- ESERCIZIO:
Riporta senza modifiche il tratto che va dalla riga contenente "Find all labels, buttons, inputs, and" fino alla riga contenente "label-cpc: CPC分类号 [252,115,350,152]", entrambe incluse, tralasciando le immagini.

- MATERIALE DI PARTENZA:
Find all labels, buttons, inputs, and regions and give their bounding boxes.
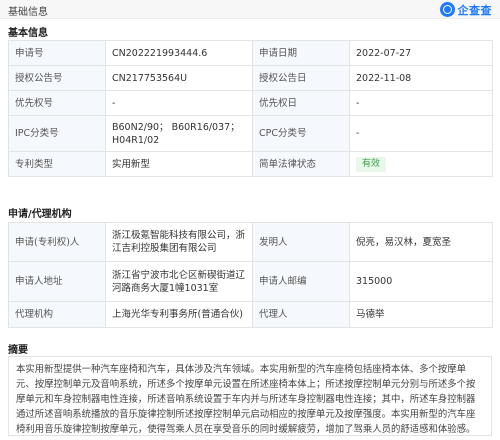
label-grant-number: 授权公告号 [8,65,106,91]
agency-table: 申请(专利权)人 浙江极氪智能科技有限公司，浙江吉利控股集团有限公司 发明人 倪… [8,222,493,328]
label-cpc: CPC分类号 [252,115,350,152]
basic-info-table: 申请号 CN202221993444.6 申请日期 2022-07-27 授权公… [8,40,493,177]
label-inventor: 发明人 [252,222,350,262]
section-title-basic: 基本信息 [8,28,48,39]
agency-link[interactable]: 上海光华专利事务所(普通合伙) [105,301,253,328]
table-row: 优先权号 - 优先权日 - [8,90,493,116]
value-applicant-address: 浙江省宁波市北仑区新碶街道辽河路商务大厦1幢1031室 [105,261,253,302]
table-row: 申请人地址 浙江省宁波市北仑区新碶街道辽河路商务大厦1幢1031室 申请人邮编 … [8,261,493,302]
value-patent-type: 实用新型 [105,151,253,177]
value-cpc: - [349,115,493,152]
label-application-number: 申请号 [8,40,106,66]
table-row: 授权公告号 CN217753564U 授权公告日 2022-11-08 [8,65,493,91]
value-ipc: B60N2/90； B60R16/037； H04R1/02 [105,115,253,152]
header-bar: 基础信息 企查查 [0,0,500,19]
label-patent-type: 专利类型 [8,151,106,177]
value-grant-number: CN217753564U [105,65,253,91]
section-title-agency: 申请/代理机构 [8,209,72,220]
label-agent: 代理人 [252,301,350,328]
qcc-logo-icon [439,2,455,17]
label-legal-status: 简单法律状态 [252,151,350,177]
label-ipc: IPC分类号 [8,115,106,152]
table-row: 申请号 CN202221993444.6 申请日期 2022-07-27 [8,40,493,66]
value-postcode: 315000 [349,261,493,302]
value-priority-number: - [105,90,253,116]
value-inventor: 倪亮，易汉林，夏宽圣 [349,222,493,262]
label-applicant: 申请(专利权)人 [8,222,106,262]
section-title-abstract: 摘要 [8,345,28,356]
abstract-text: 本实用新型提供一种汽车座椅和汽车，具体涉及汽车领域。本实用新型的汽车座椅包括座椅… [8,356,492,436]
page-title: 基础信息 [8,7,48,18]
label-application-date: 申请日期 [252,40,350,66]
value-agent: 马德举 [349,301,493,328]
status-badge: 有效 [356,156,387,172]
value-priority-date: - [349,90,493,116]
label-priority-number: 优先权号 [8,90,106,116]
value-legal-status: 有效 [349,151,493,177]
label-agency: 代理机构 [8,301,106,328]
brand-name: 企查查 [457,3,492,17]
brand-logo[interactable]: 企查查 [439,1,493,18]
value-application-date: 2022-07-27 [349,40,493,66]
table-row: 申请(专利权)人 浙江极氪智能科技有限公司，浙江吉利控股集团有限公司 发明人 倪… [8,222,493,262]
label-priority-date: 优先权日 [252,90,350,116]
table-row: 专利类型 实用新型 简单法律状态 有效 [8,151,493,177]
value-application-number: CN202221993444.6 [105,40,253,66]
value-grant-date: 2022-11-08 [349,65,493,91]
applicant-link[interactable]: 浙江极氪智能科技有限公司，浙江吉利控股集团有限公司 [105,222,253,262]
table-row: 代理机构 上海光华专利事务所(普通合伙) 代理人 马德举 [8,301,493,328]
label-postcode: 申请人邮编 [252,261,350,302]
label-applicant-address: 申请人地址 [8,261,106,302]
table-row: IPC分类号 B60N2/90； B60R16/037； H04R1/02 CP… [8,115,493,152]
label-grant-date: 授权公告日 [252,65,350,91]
---
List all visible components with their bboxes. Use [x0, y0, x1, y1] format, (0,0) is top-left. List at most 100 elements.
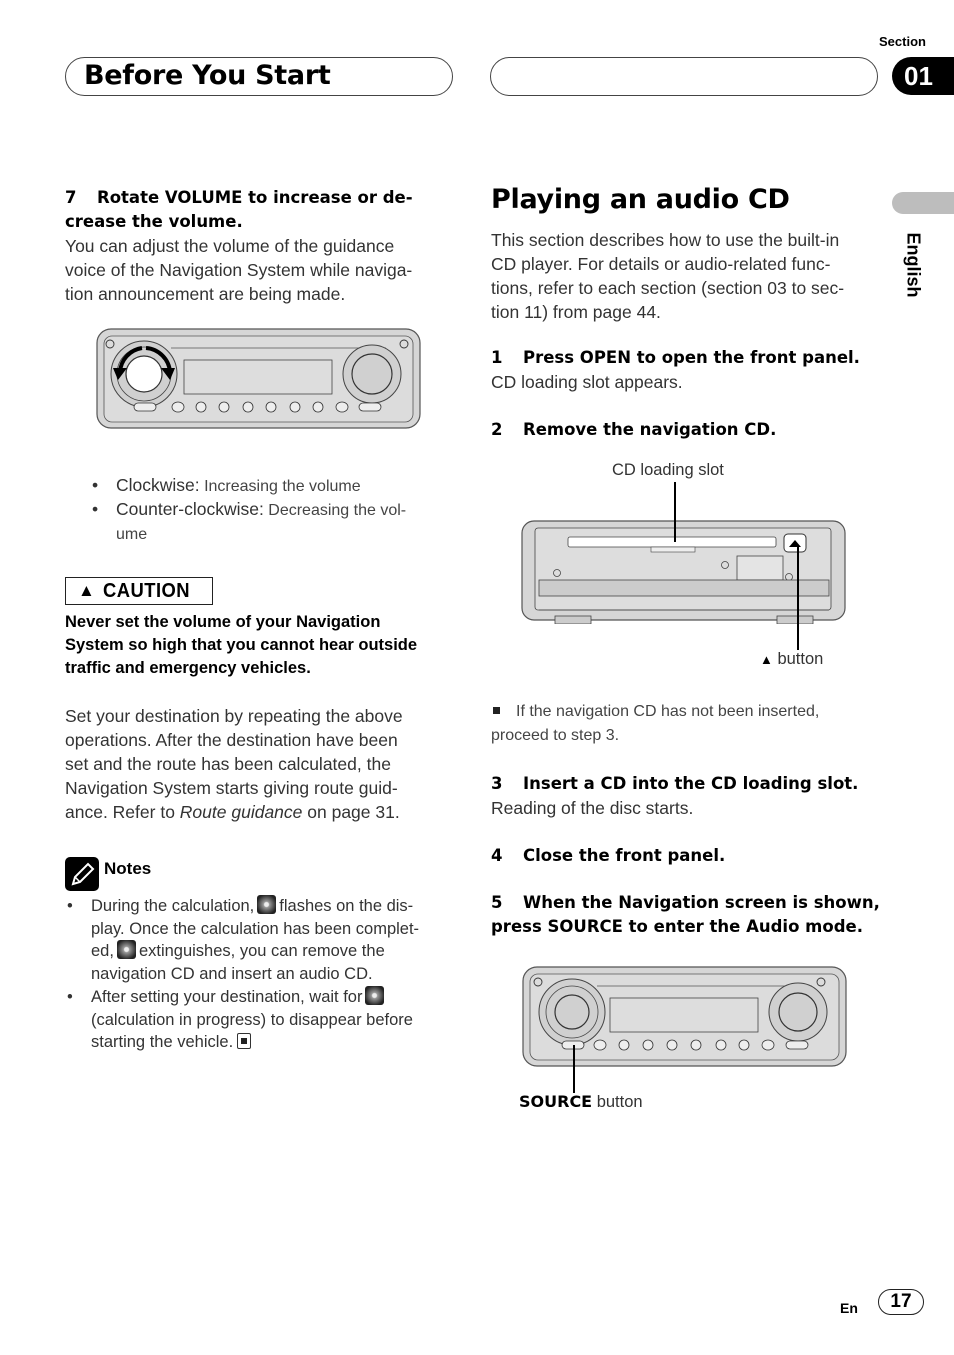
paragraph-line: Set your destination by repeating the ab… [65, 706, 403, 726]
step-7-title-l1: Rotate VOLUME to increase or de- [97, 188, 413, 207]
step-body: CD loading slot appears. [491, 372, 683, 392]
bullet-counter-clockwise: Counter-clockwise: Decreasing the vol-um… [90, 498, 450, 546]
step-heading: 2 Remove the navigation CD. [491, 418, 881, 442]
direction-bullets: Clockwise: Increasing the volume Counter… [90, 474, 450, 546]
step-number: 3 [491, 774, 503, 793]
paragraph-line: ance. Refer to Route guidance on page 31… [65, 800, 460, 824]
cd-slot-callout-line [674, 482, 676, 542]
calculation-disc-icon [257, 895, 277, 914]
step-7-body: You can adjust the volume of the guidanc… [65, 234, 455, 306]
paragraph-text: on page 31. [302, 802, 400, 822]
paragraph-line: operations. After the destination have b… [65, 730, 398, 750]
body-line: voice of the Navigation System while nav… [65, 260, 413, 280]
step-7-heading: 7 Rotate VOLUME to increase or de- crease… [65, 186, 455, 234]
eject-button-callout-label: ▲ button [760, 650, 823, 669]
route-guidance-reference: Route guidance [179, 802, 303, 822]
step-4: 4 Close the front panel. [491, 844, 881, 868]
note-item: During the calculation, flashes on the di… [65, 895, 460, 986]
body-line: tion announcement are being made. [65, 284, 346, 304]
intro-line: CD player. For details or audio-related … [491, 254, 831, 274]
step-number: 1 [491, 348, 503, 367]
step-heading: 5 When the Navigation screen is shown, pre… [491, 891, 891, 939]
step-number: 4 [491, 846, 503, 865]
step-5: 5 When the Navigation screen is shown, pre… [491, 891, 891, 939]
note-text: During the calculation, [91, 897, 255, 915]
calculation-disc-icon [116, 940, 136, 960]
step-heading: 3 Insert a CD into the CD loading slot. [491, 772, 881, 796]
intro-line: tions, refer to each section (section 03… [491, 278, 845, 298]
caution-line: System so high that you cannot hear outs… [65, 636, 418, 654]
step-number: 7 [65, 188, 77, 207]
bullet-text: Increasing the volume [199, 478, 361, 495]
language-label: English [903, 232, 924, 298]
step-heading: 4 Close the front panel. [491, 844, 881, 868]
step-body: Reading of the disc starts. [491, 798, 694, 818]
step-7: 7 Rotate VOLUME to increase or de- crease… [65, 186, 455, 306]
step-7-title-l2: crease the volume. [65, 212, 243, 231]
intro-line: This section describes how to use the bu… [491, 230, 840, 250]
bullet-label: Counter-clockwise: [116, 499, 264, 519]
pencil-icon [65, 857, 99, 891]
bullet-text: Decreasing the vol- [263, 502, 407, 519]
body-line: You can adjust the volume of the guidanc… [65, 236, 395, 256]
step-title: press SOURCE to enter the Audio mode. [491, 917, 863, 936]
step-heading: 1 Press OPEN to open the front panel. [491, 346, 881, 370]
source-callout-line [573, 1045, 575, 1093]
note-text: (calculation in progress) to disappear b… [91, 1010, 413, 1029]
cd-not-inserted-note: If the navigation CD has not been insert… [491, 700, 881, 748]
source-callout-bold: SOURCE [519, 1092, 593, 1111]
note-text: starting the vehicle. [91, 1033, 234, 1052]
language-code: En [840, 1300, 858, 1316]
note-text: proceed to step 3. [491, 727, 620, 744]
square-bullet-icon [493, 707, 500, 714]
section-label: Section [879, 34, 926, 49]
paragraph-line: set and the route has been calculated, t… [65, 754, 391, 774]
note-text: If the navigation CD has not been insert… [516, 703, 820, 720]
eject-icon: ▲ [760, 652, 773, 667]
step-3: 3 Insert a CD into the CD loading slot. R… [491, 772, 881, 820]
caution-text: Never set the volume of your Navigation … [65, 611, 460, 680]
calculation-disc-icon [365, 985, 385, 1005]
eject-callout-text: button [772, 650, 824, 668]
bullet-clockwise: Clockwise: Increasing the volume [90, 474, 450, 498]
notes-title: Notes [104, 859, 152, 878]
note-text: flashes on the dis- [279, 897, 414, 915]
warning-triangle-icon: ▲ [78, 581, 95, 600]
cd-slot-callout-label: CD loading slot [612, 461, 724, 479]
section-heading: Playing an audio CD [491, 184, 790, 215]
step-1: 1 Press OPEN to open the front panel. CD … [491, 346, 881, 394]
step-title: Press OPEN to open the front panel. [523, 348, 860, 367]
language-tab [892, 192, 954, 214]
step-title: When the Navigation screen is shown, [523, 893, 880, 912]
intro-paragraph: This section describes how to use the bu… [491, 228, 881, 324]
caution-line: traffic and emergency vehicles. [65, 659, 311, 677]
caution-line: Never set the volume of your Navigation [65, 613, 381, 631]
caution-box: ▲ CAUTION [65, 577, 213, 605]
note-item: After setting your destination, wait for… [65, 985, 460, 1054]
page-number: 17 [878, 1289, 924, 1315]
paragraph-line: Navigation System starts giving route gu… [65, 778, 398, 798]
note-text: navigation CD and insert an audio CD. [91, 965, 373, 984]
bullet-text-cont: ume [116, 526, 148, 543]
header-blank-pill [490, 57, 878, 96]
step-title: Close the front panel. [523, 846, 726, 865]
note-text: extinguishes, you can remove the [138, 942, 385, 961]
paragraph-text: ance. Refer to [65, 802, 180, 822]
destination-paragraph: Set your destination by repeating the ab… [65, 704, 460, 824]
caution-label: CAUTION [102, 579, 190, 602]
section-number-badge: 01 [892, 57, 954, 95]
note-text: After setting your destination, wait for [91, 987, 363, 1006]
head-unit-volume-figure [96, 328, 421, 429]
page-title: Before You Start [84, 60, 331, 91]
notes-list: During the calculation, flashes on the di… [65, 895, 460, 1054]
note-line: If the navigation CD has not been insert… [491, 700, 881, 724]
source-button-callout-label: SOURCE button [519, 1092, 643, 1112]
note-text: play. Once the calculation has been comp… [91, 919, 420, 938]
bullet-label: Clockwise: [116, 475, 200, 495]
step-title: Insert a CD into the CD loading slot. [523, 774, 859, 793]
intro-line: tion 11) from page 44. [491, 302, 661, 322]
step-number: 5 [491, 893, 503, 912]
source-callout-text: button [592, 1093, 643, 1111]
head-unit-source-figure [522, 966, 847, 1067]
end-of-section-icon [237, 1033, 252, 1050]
==
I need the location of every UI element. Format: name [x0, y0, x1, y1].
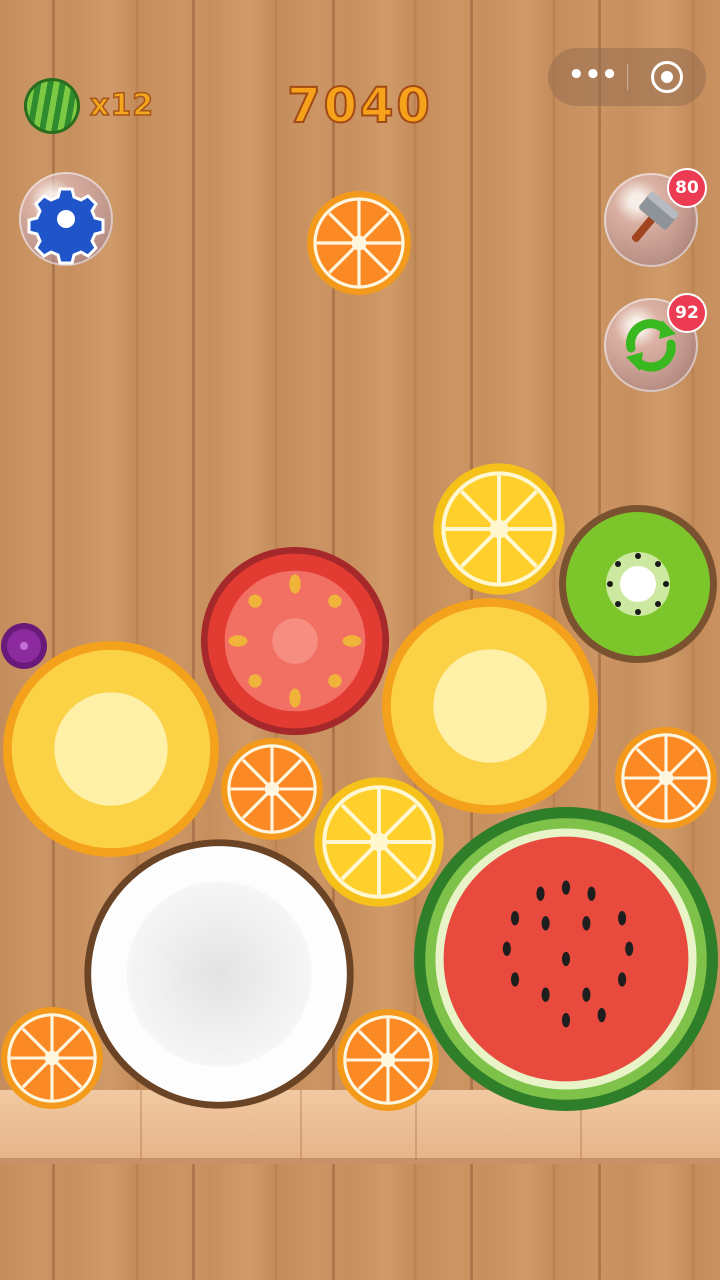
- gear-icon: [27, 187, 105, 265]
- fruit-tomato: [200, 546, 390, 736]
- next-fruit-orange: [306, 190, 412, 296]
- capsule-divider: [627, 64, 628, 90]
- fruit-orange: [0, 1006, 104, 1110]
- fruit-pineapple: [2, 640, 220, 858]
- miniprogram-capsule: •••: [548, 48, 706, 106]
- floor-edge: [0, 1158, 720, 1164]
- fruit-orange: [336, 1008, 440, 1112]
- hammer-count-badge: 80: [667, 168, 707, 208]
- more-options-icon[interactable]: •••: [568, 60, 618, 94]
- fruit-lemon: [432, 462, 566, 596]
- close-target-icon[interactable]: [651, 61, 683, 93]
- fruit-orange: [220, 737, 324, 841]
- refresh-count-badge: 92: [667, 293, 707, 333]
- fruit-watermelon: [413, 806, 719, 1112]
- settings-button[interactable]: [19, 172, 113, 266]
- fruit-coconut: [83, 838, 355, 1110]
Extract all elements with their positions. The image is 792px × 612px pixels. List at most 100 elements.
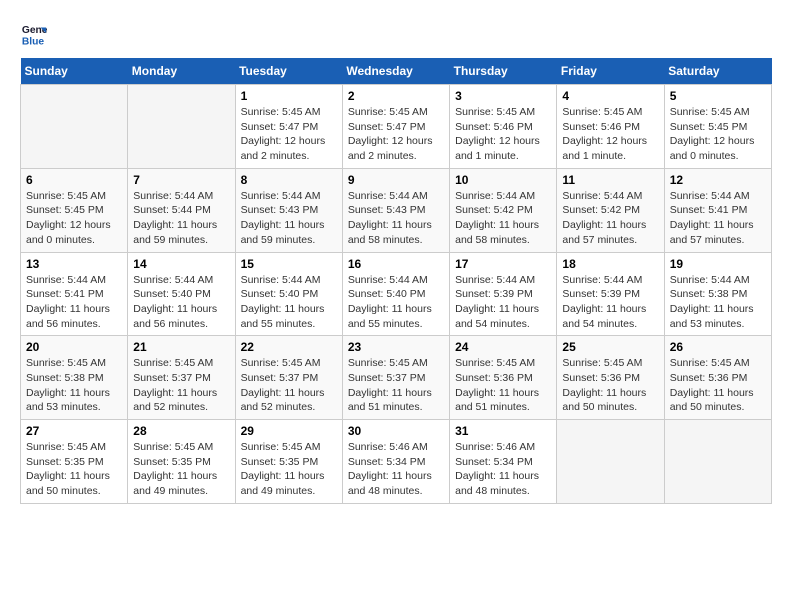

- RISPOSTA SCRITTA:
Find all labels, buttons, inputs, and regions and give their bounding boxes.
label-grant-number: 授权公告号 [8,65,106,91]
agency-table: 申请(专利权)人 浙江极氪智能科技有限公司，浙江吉利控股集团有限公司 发明人 倪… [8,222,493,328]
label-cpc: CPC分类号 [252,115,350,152]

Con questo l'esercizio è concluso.